— GOAL OF THE EXERCISE —
Copy each line containing "Times" from the listing below.

Segment Open

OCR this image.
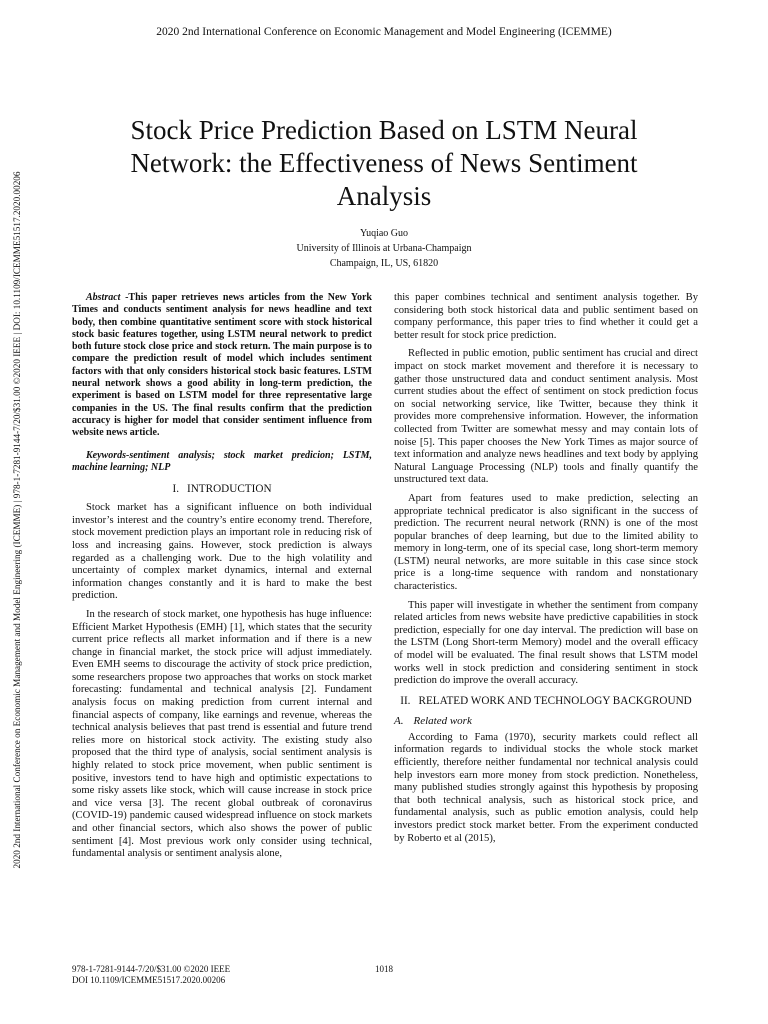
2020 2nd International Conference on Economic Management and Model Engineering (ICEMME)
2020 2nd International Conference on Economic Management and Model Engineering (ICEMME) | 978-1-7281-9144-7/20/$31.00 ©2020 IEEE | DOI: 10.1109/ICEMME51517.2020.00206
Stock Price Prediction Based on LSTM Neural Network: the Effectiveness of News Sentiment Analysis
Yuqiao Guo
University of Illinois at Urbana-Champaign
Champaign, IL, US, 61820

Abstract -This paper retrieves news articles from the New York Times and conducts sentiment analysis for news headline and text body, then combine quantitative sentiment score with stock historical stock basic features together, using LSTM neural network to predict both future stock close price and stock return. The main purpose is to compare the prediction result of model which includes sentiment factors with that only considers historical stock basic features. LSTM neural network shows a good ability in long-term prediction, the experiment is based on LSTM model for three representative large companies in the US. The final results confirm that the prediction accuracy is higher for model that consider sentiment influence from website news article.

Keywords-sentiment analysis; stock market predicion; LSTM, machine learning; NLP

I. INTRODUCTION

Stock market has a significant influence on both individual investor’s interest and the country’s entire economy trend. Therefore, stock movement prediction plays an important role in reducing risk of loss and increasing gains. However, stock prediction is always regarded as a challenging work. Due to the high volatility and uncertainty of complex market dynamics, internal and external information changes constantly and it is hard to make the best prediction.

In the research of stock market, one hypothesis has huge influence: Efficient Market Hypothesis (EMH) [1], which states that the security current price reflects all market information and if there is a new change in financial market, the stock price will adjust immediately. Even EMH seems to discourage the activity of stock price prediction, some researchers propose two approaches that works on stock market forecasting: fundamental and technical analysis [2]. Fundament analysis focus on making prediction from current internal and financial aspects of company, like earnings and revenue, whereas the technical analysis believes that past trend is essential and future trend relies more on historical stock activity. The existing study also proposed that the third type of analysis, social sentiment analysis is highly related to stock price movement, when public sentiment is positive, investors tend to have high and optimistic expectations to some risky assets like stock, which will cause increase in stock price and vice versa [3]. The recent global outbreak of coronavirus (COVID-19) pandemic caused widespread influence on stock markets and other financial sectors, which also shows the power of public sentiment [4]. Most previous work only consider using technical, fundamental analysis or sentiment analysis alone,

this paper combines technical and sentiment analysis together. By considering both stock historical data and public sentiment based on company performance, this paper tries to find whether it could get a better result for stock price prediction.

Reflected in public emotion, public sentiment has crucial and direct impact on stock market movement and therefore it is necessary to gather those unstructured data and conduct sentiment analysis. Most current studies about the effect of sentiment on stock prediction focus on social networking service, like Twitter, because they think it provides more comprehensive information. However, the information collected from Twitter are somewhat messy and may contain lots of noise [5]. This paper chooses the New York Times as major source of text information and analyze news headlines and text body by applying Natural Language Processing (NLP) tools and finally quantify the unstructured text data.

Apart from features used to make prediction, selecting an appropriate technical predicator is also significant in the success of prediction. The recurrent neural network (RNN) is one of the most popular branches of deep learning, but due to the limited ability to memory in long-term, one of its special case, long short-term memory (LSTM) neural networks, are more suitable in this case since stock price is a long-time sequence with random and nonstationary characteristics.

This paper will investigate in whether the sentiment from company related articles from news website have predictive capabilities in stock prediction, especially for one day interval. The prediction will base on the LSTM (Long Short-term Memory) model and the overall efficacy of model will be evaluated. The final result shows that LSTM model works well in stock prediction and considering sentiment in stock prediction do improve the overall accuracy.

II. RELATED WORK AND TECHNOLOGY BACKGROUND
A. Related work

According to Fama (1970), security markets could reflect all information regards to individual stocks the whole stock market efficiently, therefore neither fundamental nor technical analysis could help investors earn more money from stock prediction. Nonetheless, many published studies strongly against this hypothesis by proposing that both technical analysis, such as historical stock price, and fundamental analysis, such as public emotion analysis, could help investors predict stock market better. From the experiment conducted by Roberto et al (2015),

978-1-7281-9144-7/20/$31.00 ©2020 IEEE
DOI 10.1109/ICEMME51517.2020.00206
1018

Segment Closed

— OUTPUT FOR THIS TASK —
Abstract -This paper retrieves news articles from the New York Times and conducts sentiment analysis for news headline and text body, then combine quantitative sentiment score with stock historical stock basic features together, using LSTM neural network to predict both future stock close price and stock return. The main purpose is to compare the prediction result of model which includes sentiment factors with that only considers historical stock basic features. LSTM neural network shows a good ability in long-term prediction, the experiment is based on LSTM model for three representative large companies in the US. The final results confirm that the prediction accuracy is higher for model that consider sentiment influence from website news article.
Reflected in public emotion, public sentiment has crucial and direct impact on stock market movement and therefore it is necessary to gather those unstructured data and conduct sentiment analysis. Most current studies about the effect of sentiment on stock prediction focus on social networking service, like Twitter, because they think it provides more comprehensive information. However, the information collected from Twitter are somewhat messy and may contain lots of noise [5]. This paper chooses the New York Times as major source of text information and analyze news headlines and text body by applying Natural Language Processing (NLP) tools and finally quantify the unstructured text data.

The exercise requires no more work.